▶ EXERCISE BRIEF: All lines in which the word "Land" occurs are to be extracted.

>> Start DATA RECORDS

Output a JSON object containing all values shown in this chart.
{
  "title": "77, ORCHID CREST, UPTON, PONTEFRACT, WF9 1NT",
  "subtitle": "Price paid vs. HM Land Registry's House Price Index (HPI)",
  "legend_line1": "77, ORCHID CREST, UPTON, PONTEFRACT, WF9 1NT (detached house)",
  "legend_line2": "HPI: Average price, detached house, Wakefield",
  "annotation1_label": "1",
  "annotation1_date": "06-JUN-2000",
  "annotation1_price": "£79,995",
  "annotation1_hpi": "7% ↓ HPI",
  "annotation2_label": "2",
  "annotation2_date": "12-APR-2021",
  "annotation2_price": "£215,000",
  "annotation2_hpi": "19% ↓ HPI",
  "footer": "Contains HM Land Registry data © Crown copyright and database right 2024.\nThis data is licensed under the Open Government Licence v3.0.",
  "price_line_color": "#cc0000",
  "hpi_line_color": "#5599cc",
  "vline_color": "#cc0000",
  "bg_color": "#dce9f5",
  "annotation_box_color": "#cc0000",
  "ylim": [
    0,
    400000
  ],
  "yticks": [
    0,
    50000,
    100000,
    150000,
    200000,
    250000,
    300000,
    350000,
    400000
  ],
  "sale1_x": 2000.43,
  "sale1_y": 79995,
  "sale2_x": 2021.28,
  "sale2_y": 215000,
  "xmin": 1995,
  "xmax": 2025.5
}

>> End DATA RECORDS

▶ RESPONSE FOR THIS EXERCISE:
  "subtitle": "Price paid vs. HM Land Registry's House Price Index (HPI)",
  "footer": "Contains HM Land Registry data © Crown copyright and database right 2024.\nThis data is licensed under the Open Government Licence v3.0.",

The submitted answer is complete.